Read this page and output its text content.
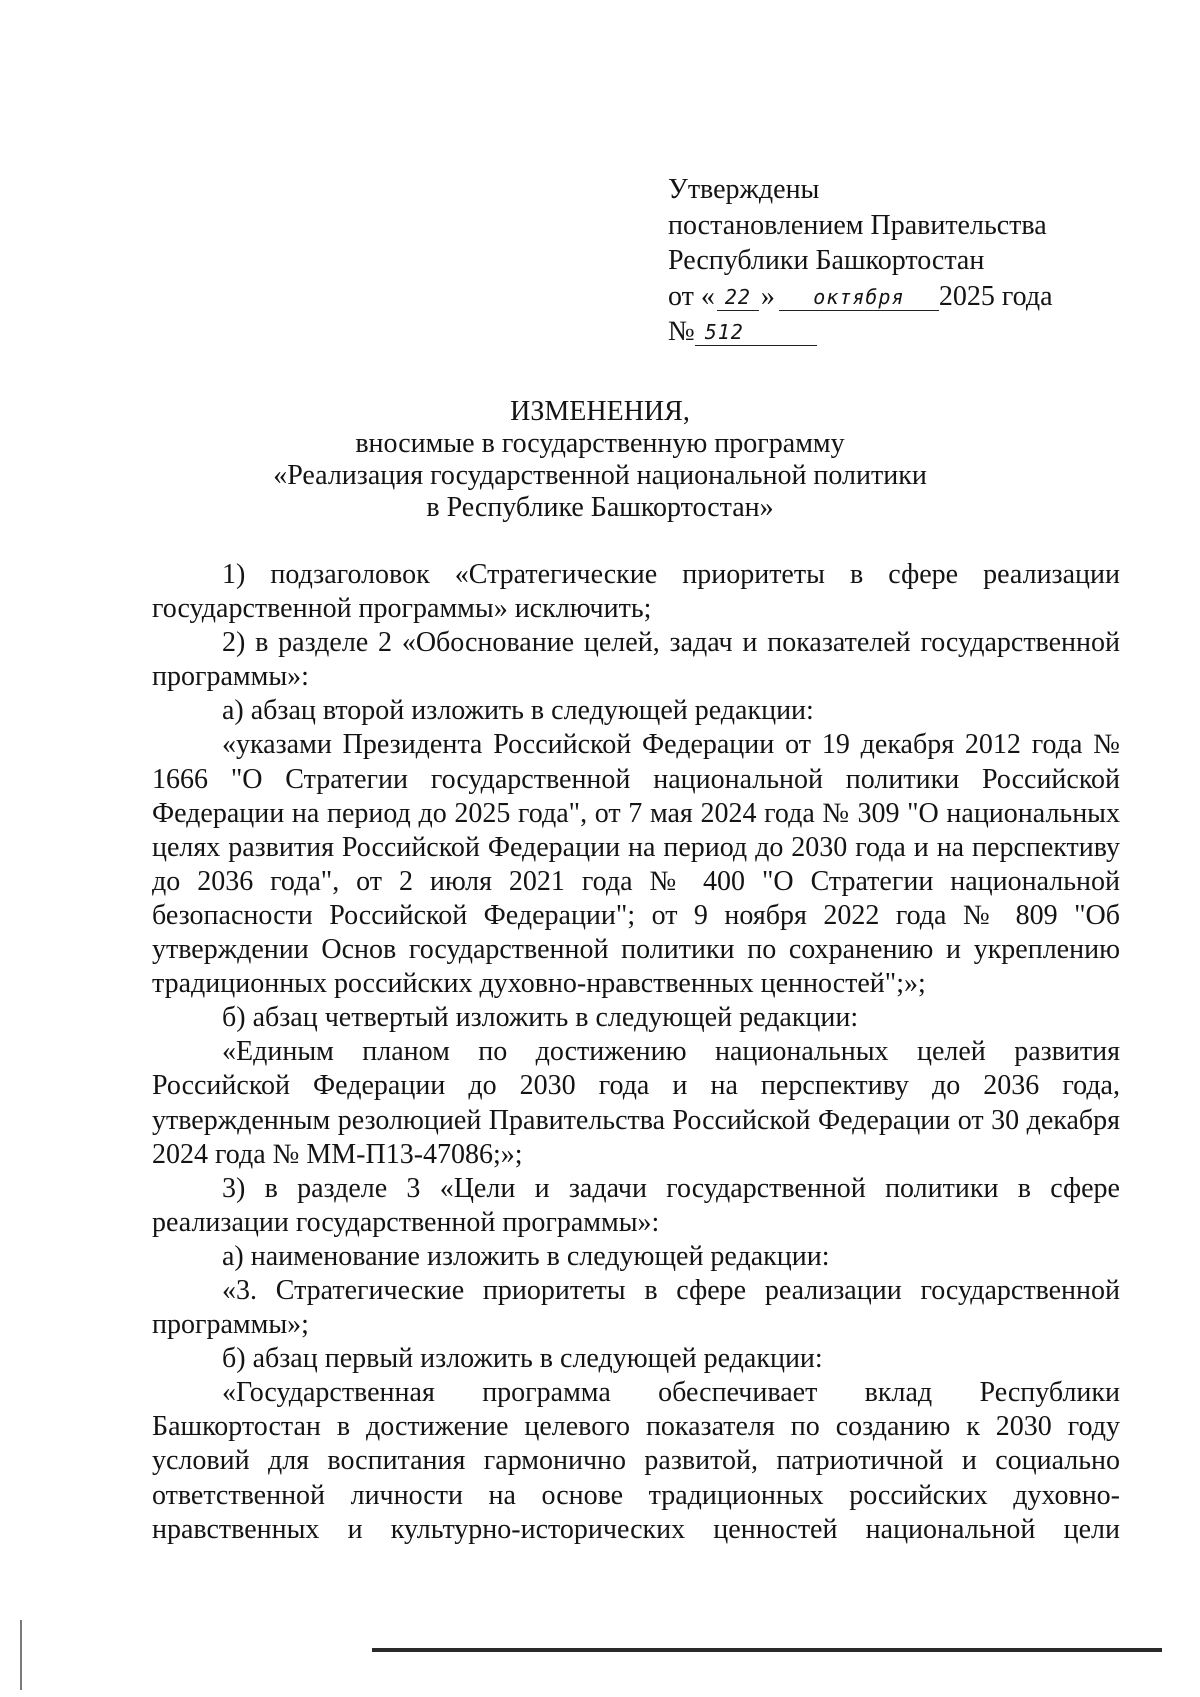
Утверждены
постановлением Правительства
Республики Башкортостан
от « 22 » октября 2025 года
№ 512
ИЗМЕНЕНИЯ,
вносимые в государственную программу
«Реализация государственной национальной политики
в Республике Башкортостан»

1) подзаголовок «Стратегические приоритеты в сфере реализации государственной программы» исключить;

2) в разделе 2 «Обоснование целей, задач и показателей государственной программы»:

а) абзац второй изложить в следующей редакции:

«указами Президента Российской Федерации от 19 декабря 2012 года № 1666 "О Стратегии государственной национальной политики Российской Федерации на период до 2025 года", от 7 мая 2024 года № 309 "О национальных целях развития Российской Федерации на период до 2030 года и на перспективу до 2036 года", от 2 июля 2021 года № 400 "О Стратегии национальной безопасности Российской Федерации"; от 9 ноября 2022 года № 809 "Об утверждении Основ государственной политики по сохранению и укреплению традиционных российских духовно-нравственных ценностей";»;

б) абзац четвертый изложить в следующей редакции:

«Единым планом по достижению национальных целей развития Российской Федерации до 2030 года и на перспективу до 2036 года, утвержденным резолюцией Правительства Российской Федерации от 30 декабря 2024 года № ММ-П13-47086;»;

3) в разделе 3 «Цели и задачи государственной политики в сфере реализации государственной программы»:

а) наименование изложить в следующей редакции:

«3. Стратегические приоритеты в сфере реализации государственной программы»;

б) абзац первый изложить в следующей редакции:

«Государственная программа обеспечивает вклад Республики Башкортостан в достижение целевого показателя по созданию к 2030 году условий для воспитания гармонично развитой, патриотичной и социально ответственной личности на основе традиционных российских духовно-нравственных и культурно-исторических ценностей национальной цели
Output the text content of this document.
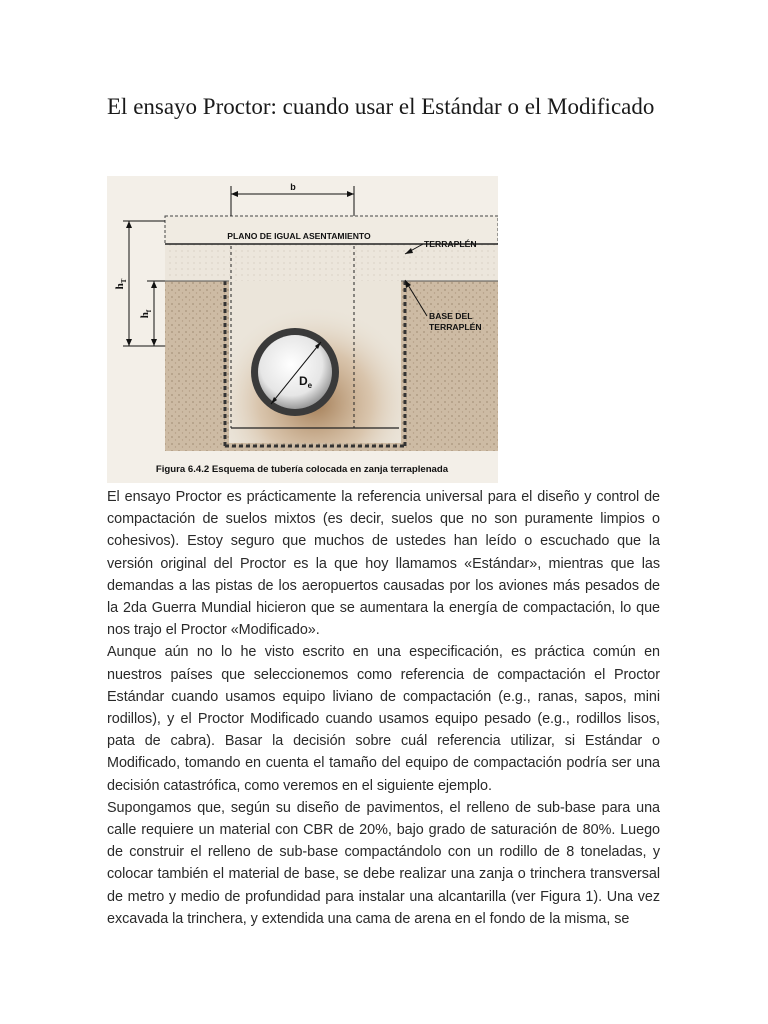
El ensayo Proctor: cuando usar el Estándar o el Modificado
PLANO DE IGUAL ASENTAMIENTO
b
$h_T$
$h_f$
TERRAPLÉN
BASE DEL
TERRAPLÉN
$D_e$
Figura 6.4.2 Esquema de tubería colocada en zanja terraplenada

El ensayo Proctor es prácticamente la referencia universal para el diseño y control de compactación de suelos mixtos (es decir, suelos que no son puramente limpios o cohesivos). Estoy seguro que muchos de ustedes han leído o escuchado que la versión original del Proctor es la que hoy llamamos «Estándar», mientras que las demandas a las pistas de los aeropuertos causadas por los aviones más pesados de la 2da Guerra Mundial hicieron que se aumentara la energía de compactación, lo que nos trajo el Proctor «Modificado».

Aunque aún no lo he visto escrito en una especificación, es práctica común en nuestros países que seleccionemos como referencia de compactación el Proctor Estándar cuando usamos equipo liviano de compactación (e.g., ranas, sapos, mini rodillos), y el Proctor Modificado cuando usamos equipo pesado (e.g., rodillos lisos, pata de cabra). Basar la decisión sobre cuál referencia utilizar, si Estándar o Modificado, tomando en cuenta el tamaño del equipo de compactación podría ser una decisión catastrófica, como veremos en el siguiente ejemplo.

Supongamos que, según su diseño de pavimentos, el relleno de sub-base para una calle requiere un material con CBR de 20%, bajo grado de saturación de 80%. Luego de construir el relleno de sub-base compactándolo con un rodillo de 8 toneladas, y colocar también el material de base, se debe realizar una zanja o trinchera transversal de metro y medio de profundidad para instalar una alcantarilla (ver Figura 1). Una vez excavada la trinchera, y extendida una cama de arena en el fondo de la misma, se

☆ ☆ ☆ ☆ ☆ ☆ ☆

TASK TO COMPLETE.
Count the lines in the records above that contain the word "программы", and give only the number.

SOLUTION TO THIS TASK.
4